[Start Information provided]
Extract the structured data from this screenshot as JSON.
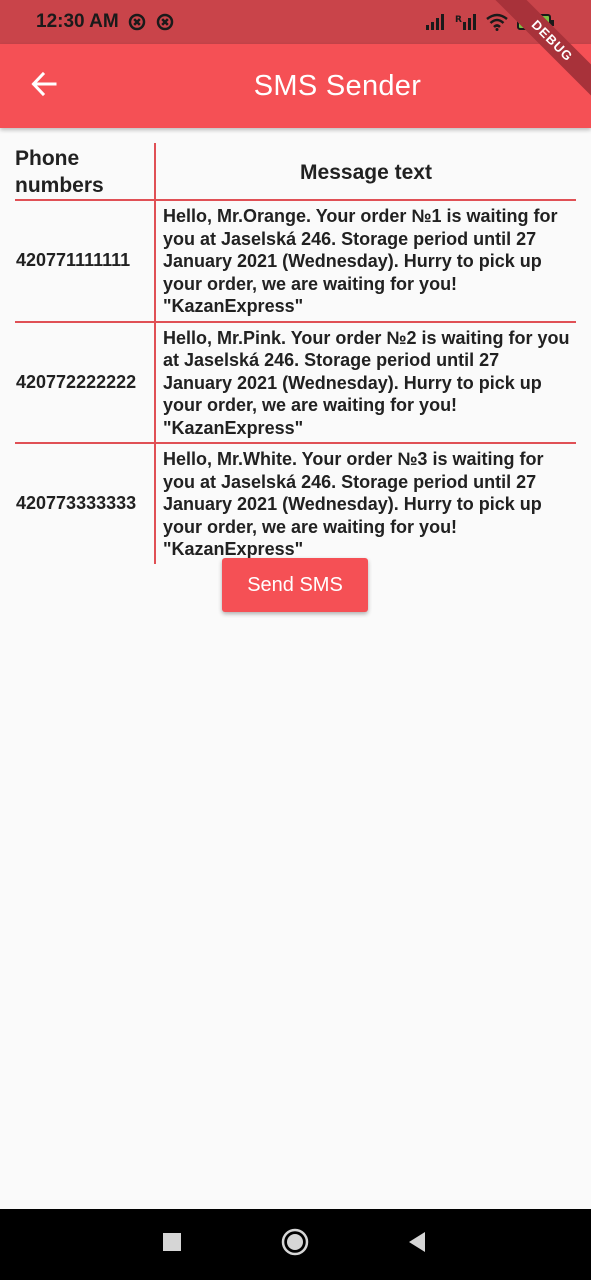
{
  "status_bar": {
    "time": "12:30 AM",
    "battery_level": "74"
  },
  "debug_banner": "DEBUG",
  "app_bar": {
    "title": "SMS Sender",
    "back_icon": "arrow-back-icon"
  },
  "table": {
    "headers": [
      "Phone numbers",
      "Message text"
    ],
    "rows": [
      {
        "phone": "420771111111",
        "message": "Hello, Mr.Orange. Your order №1 is waiting for you at Jaselská 246. Storage period until 27 January 2021 (Wednesday). Hurry to pick up your order, we are waiting for you! \"KazanExpress\""
      },
      {
        "phone": "420772222222",
        "message": "Hello, Mr.Pink. Your order №2 is waiting for you at Jaselská 246. Storage period until 27 January 2021 (Wednesday). Hurry to pick up your order, we are waiting for you! \"KazanExpress\""
      },
      {
        "phone": "420773333333",
        "message": "Hello, Mr.White. Your order №3 is waiting for you at Jaselská 246. Storage period until 27 January 2021 (Wednesday). Hurry to pick up your order, we are waiting for you! \"KazanExpress\""
      }
    ]
  },
  "send_button": {
    "label": "Send SMS"
  },
  "colors": {
    "primary": "#f55055",
    "status_bar": "#c9444a",
    "divider": "#e05055",
    "background": "#fafafa"
  },
  "nav_bar": {
    "icons": [
      "recents-square-icon",
      "home-circle-icon",
      "back-triangle-icon"
    ]
  }
}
[End Information provided]
▸ **Task requirements**:
Reproduce all of the material exactly, apart from the pictures.

▸ **Answer to the task**:
Extract the structured data from this screenshot as JSON.
{
  "status_bar": {
    "time": "12:30 AM",
    "battery_level": "74"
  },
  "debug_banner": "DEBUG",
  "app_bar": {
    "title": "SMS Sender",
    "back_icon": "arrow-back-icon"
  },
  "table": {
    "headers": [
      "Phone numbers",
      "Message text"
    ],
    "rows": [
      {
        "phone": "420771111111",
        "message": "Hello, Mr.Orange. Your order №1 is waiting for you at Jaselská 246. Storage period until 27 January 2021 (Wednesday). Hurry to pick up your order, we are waiting for you! \"KazanExpress\""
      },
      {
        "phone": "420772222222",
        "message": "Hello, Mr.Pink. Your order №2 is waiting for you at Jaselská 246. Storage period until 27 January 2021 (Wednesday). Hurry to pick up your order, we are waiting for you! \"KazanExpress\""
      },
      {
        "phone": "420773333333",
        "message": "Hello, Mr.White. Your order №3 is waiting for you at Jaselská 246. Storage period until 27 January 2021 (Wednesday). Hurry to pick up your order, we are waiting for you! \"KazanExpress\""
      }
    ]
  },
  "send_button": {
    "label": "Send SMS"
  },
  "colors": {
    "primary": "#f55055",
    "status_bar": "#c9444a",
    "divider": "#e05055",
    "background": "#fafafa"
  },
  "nav_bar": {
    "icons": [
      "recents-square-icon",
      "home-circle-icon",
      "back-triangle-icon"
    ]
  }
}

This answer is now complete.